__DATASET EXTRACT__:
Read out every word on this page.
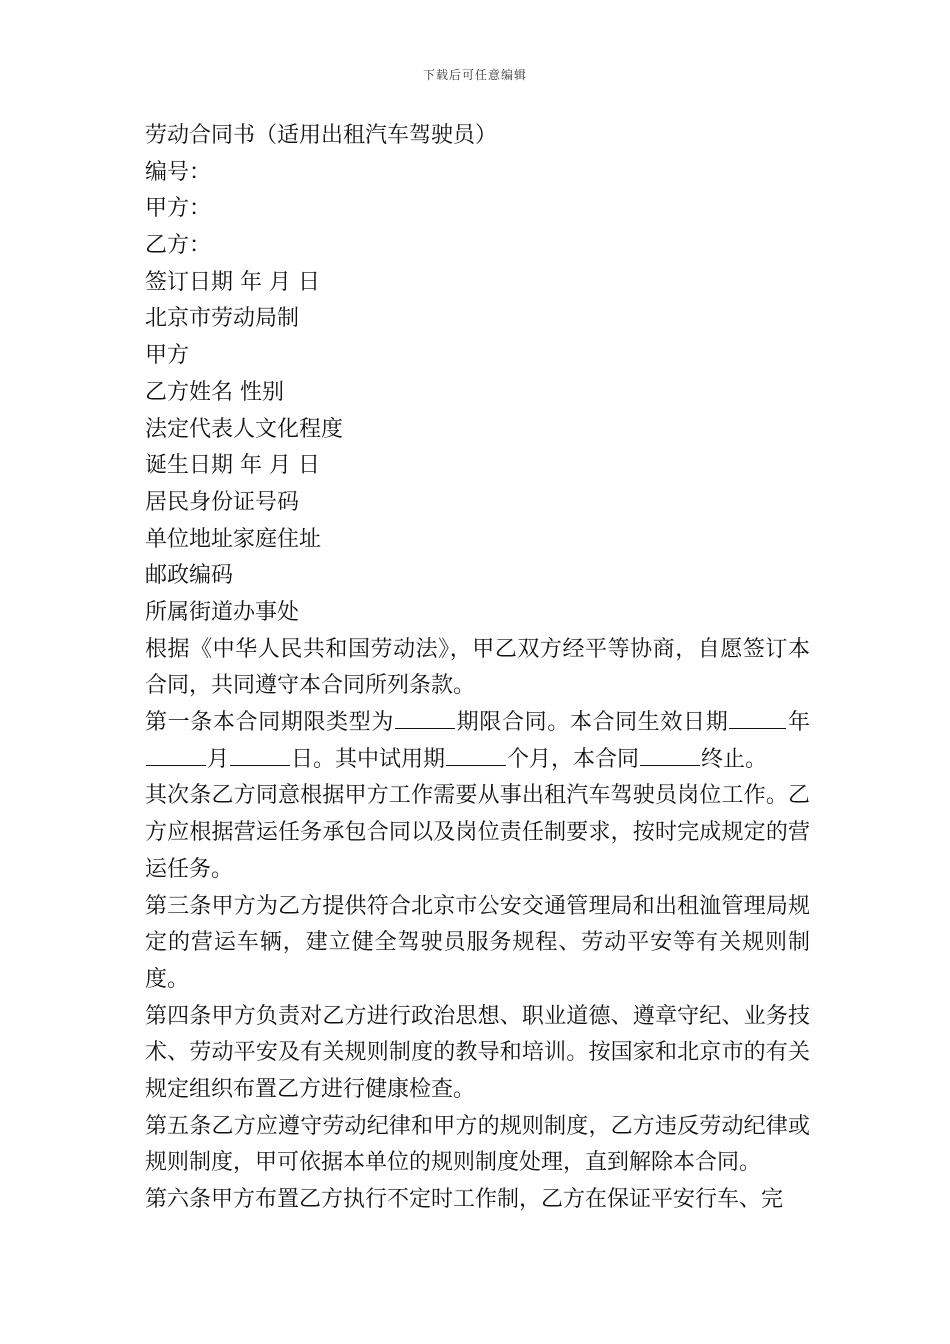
下载后可任意编辑
劳动合同书（适用出租汽车驾驶员）
编号：
甲方：
乙方：
签订日期 年 月 日
北京市劳动局制
甲方
乙方姓名 性别
法定代表人文化程度
诞生日期 年 月 日
居民身份证号码
单位地址家庭住址
邮政编码
所属街道办事处
根据《中华人民共和国劳动法》，甲乙双方经平等协商，自愿签订本合同，共同遵守本合同所列条款。
第一条本合同期限类型为	期限合同。本合同生效日期	年月	日。其中试用期	个月，本合同	终止。
其次条乙方同意根据甲方工作需要从事出租汽车驾驶员岗位工作。乙方应根据营运任务承包合同以及岗位责任制要求，按时完成规定的营运任务。
第三条甲方为乙方提供符合北京市公安交通管理局和出租洫管理局规定的营运车辆，建立健全驾驶员服务规程、劳动平安等有关规则制度。
第四条甲方负责对乙方进行政治思想、职业道德、遵章守纪、业务技术、劳动平安及有关规则制度的教导和培训。按国家和北京市的有关规定组织布置乙方进行健康检查。
第五条乙方应遵守劳动纪律和甲方的规则制度，乙方违反劳动纪律或规则制度，甲可依据本单位的规则制度处理，直到解除本合同。
第六条甲方布置乙方执行不定时工作制，乙方在保证平安行车、完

__WHAT THE TASK REQUIRES__: Return the whole listing, word for word, and leave out every picture.

__CORRECT OUTPUT__:
Read out every word on this page.
下载后可任意编辑
劳动合同书（适用出租汽车驾驶员）
编号：
甲方：
乙方：
签订日期 年 月 日
北京市劳动局制
甲方
乙方姓名 性别
法定代表人文化程度
诞生日期 年 月 日
居民身份证号码
单位地址家庭住址
邮政编码
所属街道办事处
根据《中华人民共和国劳动法》，甲乙双方经平等协商，自愿签订本合同，共同遵守本合同所列条款。
第一条本合同期限类型为	期限合同。本合同生效日期	年月	日。其中试用期	个月，本合同	终止。
其次条乙方同意根据甲方工作需要从事出租汽车驾驶员岗位工作。乙方应根据营运任务承包合同以及岗位责任制要求，按时完成规定的营运任务。
第三条甲方为乙方提供符合北京市公安交通管理局和出租洫管理局规定的营运车辆，建立健全驾驶员服务规程、劳动平安等有关规则制度。
第四条甲方负责对乙方进行政治思想、职业道德、遵章守纪、业务技术、劳动平安及有关规则制度的教导和培训。按国家和北京市的有关规定组织布置乙方进行健康检查。
第五条乙方应遵守劳动纪律和甲方的规则制度，乙方违反劳动纪律或规则制度，甲可依据本单位的规则制度处理，直到解除本合同。
第六条甲方布置乙方执行不定时工作制，乙方在保证平安行车、完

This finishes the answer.